== Exercise description ==
Report the total number of lines that include the string "sucrase", without any other text.

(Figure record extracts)

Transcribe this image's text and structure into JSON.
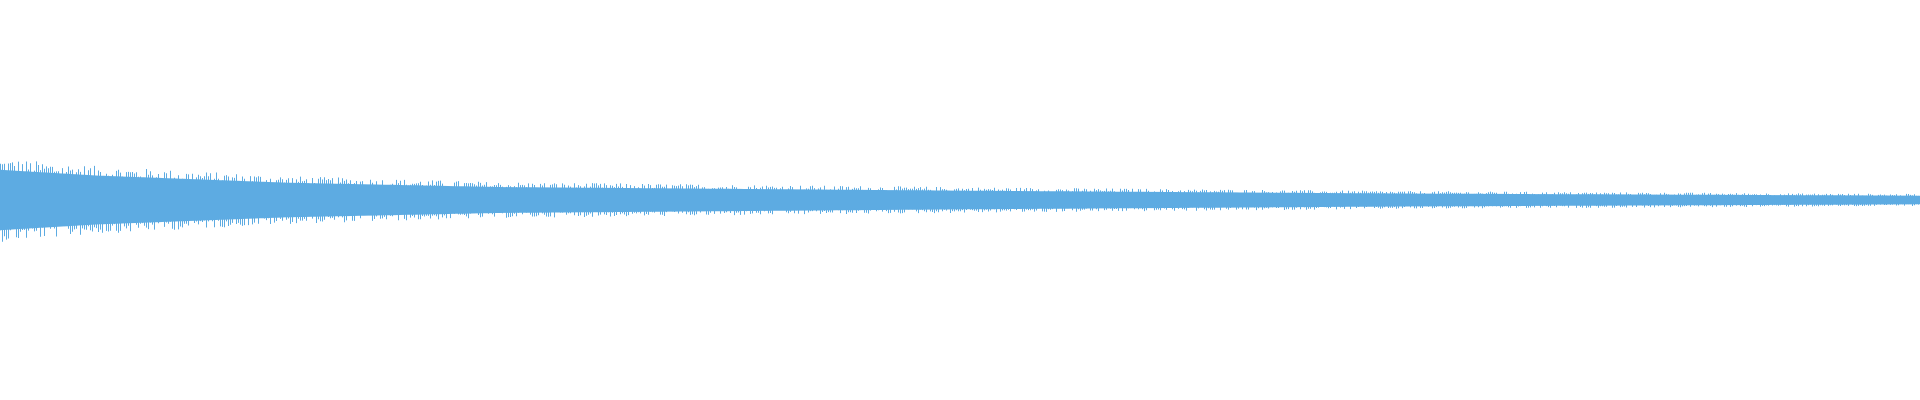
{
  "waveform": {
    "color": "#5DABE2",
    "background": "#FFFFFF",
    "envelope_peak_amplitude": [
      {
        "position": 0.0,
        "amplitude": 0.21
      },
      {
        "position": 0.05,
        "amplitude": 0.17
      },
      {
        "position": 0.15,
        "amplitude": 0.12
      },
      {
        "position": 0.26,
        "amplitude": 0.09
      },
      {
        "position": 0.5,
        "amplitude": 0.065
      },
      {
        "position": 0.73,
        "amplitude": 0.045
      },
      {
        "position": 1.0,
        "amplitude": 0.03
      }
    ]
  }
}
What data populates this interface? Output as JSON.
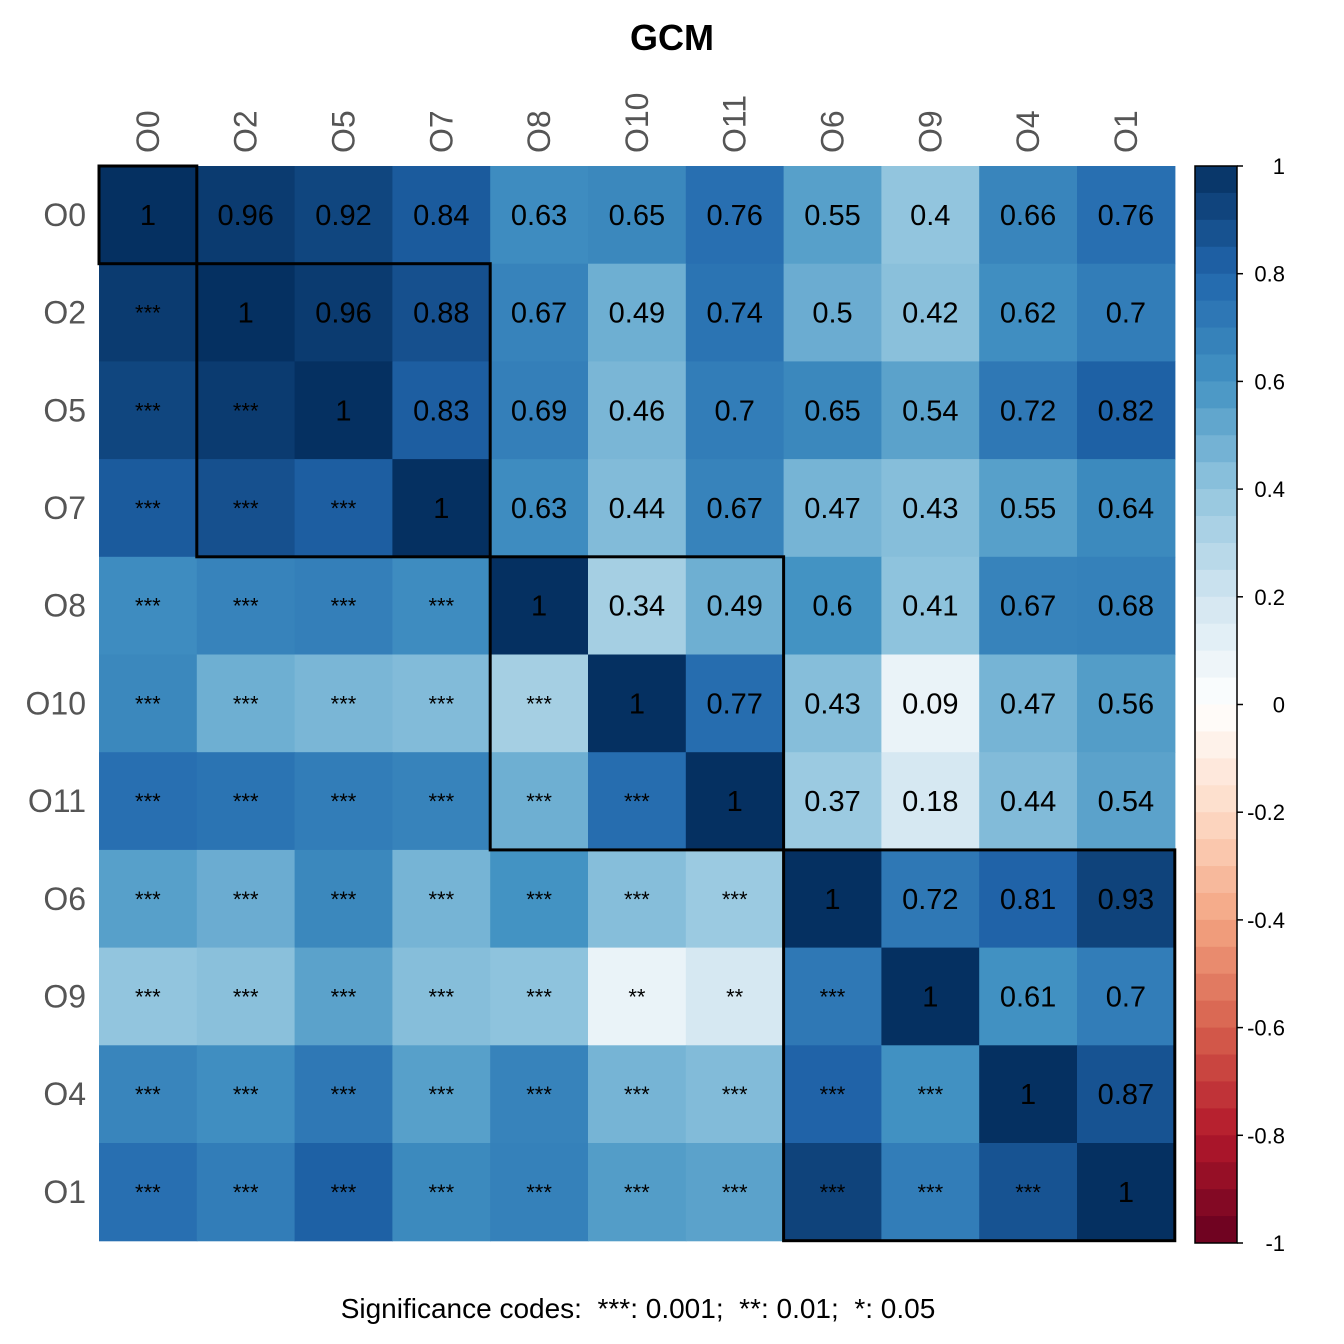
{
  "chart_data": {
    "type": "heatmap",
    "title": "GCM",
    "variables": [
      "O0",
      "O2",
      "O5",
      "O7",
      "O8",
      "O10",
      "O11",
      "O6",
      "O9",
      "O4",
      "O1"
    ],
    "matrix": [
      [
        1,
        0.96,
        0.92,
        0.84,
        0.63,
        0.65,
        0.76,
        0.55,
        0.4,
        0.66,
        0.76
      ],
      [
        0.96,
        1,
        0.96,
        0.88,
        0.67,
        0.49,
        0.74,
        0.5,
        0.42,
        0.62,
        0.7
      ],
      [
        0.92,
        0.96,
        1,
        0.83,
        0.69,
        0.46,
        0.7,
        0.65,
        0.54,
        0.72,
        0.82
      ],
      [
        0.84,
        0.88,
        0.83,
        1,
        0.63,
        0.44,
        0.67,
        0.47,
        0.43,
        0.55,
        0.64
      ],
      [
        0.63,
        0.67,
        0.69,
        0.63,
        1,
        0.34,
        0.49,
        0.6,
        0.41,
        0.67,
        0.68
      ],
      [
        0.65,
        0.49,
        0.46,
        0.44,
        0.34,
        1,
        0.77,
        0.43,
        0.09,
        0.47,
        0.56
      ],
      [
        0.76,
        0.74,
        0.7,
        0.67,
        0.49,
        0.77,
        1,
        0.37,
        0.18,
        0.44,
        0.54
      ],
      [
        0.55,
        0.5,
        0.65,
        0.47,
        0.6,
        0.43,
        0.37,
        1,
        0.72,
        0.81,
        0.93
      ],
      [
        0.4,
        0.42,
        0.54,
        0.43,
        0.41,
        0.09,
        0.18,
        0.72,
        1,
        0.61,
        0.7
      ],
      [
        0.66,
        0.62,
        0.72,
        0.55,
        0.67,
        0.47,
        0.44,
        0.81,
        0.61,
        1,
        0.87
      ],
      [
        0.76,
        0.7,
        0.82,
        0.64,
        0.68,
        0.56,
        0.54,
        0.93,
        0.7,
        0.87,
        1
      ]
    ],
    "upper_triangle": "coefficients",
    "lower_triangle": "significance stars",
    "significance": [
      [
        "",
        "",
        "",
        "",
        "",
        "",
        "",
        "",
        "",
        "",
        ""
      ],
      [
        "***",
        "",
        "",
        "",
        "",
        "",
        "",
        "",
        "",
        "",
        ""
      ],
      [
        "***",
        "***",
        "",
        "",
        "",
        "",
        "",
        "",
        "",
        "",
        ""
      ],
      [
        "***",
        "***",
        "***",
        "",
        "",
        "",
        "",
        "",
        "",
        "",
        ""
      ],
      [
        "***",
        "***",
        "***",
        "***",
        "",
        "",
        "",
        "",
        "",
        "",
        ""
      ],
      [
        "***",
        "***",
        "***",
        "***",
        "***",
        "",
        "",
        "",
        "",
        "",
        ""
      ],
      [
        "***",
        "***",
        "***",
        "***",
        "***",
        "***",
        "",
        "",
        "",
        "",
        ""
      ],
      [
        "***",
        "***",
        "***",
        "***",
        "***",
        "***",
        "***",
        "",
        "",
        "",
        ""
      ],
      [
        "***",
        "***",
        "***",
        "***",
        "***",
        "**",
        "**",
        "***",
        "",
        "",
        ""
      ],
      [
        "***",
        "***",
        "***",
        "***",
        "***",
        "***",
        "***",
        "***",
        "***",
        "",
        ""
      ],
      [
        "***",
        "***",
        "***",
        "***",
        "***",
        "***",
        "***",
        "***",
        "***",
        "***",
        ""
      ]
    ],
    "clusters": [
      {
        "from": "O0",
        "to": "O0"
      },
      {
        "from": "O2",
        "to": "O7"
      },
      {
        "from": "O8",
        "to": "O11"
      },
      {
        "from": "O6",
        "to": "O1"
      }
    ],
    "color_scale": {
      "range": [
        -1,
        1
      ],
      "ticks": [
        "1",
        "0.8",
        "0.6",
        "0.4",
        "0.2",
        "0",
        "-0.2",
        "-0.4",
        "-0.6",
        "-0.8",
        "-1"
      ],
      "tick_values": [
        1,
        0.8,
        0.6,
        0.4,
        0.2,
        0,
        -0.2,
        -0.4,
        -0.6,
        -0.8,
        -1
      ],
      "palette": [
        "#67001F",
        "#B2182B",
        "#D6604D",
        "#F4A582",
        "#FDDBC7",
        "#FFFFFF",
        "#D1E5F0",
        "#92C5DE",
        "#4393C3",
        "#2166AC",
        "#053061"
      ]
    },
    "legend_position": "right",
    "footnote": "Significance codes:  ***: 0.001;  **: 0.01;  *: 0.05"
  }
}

==

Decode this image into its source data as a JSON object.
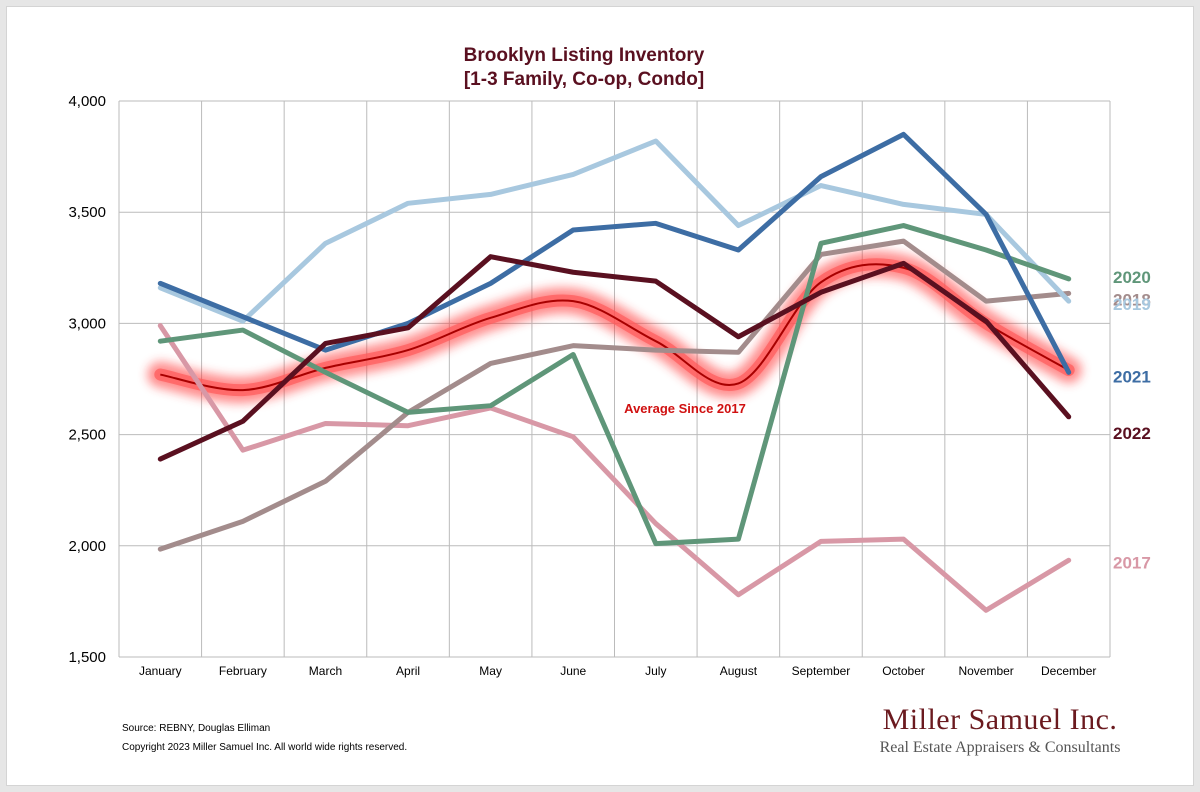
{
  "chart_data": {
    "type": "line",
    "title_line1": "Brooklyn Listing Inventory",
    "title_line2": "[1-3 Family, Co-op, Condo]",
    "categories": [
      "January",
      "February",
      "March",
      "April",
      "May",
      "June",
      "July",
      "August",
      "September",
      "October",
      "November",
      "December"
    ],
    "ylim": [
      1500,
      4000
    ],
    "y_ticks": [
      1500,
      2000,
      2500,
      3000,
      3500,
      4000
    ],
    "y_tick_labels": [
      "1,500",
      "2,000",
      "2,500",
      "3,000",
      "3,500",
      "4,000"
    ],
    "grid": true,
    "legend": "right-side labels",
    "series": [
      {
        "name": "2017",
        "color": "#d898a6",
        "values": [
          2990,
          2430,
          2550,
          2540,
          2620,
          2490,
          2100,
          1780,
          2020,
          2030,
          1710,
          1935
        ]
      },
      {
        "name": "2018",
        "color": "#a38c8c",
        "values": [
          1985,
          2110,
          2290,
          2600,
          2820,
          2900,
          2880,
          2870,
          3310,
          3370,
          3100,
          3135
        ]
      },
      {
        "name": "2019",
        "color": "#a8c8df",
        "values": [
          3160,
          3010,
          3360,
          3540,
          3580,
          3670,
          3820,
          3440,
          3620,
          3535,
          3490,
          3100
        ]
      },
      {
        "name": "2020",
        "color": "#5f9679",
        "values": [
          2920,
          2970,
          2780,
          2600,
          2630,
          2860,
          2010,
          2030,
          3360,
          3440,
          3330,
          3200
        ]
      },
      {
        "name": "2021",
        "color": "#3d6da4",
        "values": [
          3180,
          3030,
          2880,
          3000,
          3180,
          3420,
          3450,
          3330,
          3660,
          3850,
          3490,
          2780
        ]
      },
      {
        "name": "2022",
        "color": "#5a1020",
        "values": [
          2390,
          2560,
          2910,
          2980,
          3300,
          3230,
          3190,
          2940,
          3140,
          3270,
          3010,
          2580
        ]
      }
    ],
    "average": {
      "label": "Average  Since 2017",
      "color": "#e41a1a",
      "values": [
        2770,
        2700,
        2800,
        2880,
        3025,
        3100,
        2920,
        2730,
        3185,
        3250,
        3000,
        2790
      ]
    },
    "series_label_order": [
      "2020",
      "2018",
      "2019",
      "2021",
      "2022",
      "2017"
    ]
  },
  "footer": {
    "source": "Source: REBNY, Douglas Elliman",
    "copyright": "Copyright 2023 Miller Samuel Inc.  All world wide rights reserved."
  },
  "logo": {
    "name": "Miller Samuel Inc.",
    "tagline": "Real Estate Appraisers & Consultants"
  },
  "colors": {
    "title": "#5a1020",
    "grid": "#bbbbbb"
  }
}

* * *

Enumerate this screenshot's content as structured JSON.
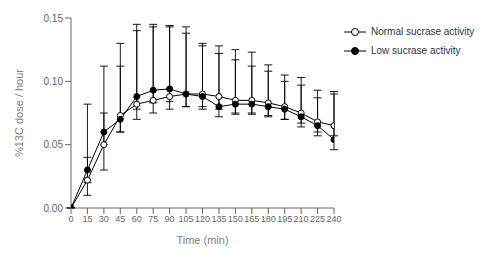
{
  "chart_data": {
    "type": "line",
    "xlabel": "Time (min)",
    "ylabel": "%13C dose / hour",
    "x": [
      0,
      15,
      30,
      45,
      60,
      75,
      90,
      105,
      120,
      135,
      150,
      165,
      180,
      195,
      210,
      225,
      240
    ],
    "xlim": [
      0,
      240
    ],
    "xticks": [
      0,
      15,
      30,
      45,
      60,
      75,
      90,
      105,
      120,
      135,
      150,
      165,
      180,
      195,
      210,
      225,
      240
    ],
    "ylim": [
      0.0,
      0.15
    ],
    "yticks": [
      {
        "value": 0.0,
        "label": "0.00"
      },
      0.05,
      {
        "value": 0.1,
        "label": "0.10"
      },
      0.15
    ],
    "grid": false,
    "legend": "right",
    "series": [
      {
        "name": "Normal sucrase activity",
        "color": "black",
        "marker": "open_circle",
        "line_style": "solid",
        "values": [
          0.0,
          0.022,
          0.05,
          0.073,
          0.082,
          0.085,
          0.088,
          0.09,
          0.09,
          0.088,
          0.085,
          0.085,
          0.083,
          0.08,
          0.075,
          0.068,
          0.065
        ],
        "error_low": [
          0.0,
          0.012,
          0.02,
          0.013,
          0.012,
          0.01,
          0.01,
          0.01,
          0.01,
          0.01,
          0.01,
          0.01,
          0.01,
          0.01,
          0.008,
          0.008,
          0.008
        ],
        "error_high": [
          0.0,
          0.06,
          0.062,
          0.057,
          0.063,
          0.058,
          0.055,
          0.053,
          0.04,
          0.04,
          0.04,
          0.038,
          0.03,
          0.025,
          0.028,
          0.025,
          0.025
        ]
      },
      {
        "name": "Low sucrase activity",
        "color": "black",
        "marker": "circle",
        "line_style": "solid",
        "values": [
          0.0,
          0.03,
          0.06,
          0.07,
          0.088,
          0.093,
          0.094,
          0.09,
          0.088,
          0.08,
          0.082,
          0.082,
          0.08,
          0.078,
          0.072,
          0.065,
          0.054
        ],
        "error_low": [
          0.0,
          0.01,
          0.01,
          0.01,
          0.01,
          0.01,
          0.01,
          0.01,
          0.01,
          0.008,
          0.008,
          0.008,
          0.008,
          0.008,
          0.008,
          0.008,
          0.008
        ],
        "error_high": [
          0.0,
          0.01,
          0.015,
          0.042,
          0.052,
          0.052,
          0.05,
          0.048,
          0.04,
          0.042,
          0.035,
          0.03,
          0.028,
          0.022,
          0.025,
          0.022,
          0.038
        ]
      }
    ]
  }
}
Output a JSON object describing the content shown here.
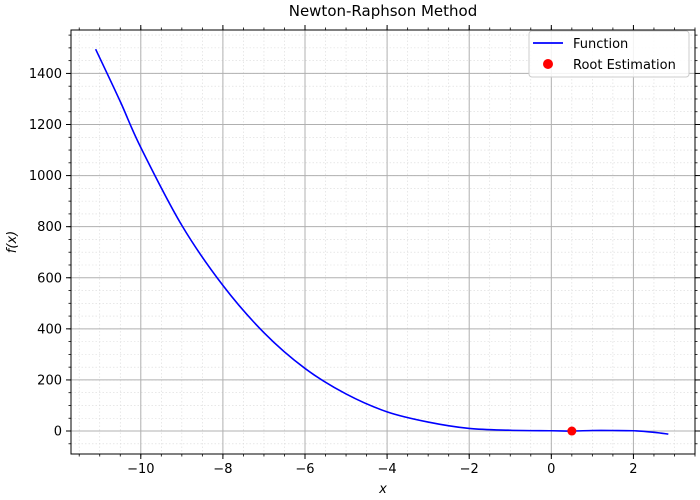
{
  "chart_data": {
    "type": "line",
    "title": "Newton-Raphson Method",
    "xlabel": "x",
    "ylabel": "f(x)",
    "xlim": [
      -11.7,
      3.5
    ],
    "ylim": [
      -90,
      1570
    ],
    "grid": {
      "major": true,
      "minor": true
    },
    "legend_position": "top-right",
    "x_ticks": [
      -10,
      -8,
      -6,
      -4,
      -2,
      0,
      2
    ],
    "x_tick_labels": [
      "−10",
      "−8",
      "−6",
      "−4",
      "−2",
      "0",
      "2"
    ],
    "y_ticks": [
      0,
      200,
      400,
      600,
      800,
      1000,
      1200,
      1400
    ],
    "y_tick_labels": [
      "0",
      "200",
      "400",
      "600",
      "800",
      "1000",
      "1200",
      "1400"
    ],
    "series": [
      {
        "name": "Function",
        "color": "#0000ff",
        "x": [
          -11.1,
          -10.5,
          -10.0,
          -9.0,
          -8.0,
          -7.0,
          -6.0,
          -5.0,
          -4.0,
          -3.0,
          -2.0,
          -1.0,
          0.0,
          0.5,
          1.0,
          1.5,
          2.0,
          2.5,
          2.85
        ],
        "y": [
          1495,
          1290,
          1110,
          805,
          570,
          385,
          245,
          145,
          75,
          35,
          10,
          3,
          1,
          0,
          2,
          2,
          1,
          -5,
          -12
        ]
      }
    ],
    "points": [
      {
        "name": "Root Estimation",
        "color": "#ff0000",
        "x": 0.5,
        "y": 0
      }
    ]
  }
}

== Written response ==
2